▶ Given data:
● ● ● ● ● ● ●

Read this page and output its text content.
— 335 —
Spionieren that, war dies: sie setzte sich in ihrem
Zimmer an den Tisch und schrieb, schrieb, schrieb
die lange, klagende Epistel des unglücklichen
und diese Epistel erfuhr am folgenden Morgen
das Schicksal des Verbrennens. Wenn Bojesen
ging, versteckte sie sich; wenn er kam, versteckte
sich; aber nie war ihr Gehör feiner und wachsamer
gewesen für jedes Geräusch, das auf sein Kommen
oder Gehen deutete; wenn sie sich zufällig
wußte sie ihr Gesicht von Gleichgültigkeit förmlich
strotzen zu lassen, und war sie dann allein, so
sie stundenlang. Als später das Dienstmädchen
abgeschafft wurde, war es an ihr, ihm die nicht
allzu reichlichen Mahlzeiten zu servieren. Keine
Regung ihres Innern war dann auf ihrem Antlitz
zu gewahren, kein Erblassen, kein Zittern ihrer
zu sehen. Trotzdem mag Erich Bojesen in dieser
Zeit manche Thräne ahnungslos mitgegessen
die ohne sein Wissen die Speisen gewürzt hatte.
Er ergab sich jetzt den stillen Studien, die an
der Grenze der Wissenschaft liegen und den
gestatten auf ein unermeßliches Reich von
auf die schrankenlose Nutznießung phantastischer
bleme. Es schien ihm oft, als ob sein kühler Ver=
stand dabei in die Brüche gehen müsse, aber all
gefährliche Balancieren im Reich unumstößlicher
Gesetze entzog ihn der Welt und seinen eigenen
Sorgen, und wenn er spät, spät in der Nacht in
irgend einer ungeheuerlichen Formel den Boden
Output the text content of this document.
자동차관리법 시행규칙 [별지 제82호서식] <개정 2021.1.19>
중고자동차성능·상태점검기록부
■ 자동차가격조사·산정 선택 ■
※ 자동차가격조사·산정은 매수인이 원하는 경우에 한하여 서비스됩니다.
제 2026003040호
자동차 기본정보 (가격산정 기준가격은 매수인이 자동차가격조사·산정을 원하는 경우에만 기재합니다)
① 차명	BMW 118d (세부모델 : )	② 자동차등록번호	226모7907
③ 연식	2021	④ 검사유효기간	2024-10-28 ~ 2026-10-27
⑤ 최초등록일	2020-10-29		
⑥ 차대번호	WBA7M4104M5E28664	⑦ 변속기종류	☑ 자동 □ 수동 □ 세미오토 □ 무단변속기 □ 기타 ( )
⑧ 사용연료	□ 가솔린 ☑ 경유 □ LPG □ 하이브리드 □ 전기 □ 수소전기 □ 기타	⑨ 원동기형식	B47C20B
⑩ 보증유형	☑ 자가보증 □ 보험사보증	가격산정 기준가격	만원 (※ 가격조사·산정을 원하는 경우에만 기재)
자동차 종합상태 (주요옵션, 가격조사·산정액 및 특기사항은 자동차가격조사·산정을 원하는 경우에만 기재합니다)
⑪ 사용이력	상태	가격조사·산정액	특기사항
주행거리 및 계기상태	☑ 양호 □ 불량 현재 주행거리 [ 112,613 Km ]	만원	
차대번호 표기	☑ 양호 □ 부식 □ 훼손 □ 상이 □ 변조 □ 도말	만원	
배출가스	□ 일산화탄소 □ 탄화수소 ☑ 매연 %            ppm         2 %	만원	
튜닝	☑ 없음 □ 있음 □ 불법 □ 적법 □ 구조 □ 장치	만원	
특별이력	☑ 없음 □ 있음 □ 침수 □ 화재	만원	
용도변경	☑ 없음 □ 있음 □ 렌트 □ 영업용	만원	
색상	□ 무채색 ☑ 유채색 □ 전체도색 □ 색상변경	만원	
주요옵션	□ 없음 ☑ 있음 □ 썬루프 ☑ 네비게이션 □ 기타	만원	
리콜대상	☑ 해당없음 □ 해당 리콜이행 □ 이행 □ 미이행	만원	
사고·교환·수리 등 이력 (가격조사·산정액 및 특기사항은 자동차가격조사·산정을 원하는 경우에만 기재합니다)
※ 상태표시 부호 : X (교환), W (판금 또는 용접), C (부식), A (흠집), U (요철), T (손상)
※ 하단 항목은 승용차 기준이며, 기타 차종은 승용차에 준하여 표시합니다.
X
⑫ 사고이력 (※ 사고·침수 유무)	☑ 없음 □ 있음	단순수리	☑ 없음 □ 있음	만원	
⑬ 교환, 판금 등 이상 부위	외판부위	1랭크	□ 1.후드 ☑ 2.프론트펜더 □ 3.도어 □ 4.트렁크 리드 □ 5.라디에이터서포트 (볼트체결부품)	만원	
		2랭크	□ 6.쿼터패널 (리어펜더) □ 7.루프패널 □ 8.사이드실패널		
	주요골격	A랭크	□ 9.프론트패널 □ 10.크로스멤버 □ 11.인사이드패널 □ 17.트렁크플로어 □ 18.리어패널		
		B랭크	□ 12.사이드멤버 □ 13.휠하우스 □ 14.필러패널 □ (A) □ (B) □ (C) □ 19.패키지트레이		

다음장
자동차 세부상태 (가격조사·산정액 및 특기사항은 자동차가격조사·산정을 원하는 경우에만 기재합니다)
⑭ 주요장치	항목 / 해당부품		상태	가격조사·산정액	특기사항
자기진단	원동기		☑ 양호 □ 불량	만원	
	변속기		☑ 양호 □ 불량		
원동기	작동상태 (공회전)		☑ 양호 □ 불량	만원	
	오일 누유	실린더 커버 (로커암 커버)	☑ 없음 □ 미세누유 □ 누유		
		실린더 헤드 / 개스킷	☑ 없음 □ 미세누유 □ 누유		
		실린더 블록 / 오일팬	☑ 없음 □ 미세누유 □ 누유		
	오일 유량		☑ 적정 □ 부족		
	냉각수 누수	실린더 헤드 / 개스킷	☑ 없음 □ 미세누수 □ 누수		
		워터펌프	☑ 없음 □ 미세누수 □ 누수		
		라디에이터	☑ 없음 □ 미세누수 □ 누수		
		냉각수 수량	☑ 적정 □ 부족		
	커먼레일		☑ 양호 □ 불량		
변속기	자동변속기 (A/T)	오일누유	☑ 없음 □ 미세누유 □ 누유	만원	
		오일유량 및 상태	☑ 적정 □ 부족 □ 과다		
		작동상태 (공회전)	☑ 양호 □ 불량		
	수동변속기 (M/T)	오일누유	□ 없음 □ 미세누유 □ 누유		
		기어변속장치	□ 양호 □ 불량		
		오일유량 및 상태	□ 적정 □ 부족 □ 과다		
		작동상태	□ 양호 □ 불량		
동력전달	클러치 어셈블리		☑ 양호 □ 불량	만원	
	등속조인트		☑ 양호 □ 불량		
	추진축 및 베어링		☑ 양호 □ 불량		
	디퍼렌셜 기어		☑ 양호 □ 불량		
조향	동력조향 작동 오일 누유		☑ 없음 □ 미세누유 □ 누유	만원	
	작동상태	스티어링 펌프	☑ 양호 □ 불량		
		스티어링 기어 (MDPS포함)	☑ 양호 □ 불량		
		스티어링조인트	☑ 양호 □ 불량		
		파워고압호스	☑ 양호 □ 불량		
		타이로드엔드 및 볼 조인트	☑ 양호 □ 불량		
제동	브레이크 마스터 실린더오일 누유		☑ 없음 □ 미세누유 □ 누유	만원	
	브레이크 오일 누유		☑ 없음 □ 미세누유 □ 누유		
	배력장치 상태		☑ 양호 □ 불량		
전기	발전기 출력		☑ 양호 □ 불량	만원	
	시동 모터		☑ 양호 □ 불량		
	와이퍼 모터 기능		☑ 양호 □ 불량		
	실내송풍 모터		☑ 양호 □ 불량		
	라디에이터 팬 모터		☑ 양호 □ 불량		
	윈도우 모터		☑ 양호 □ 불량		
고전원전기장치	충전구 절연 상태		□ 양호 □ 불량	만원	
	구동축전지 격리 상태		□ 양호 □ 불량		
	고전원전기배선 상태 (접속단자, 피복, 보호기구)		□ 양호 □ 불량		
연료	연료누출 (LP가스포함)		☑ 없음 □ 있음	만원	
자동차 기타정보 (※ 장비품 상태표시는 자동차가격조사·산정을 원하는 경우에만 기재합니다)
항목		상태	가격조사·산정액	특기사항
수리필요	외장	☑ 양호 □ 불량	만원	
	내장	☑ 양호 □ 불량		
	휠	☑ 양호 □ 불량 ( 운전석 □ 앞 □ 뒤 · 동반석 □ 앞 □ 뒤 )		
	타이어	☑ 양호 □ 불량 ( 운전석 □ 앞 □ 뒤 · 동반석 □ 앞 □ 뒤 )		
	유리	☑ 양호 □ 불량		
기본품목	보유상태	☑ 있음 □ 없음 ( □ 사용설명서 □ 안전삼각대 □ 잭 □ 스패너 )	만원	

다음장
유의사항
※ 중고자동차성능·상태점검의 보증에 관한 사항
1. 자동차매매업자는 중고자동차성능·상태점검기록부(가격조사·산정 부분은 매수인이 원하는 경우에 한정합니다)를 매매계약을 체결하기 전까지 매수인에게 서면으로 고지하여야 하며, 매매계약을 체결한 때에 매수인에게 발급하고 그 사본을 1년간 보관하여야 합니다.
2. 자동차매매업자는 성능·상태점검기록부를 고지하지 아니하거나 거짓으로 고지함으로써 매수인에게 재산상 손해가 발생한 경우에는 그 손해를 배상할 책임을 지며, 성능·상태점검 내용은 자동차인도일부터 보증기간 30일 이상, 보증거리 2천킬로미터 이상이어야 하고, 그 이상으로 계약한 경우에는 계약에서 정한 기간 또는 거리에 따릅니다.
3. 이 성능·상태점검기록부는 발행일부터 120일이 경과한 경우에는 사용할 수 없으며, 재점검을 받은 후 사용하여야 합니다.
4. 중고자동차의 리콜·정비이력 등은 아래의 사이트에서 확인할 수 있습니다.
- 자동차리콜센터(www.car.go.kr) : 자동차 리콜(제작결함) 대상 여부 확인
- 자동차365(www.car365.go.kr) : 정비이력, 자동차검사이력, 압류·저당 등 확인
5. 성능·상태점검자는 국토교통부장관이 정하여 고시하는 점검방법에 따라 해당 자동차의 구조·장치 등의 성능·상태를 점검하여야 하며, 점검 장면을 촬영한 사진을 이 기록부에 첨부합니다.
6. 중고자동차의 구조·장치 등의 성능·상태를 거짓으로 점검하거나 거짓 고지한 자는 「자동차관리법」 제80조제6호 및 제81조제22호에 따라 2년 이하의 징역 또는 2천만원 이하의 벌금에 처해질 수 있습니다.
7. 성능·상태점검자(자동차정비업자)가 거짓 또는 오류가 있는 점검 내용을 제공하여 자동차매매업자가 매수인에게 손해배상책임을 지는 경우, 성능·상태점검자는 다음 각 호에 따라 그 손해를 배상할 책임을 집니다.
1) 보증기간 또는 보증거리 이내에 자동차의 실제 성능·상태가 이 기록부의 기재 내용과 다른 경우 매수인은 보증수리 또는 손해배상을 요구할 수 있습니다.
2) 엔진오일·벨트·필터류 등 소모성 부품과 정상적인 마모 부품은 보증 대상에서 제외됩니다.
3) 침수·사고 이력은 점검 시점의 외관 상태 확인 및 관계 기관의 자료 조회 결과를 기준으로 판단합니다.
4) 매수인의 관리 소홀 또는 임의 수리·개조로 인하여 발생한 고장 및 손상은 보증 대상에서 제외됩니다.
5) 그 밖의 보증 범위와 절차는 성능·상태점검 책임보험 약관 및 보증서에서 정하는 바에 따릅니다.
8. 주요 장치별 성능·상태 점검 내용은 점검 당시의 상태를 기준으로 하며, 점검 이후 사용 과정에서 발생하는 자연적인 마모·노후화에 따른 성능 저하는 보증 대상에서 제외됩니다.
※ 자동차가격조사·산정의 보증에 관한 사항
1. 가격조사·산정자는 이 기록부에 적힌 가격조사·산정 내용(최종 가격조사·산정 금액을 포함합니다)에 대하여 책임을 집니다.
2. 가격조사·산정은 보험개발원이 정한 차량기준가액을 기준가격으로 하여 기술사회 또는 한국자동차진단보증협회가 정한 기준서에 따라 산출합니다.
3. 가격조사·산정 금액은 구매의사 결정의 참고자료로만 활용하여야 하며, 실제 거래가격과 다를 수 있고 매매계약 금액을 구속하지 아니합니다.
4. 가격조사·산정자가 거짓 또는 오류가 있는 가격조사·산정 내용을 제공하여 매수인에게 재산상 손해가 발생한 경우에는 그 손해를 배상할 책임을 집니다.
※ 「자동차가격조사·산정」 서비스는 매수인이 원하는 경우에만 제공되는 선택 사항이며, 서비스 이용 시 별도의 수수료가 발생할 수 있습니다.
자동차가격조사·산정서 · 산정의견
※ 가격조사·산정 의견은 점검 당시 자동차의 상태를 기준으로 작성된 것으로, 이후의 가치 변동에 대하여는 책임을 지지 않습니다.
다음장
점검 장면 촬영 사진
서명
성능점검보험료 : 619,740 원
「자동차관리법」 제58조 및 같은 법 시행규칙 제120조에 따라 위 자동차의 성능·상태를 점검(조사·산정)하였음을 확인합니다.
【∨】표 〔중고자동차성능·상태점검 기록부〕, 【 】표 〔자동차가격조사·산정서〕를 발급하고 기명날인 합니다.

● ● ● ● ● ● ●

▶ What the task asks:
From the listing above, pick out each line where the word "기록부에" appears.

▶ Output of the exercise:
5. 성능·상태점검자는 국토교통부장관이 정하여 고시하는 점검방법에 따라 해당 자동차의 구조·장치 등의 성능·상태를 점검하여야 하며, 점검 장면을 촬영한 사진을 이 기록부에 첨부합니다.
1. 가격조사·산정자는 이 기록부에 적힌 가격조사·산정 내용(최종 가격조사·산정 금액을 포함합니다)에 대하여 책임을 집니다.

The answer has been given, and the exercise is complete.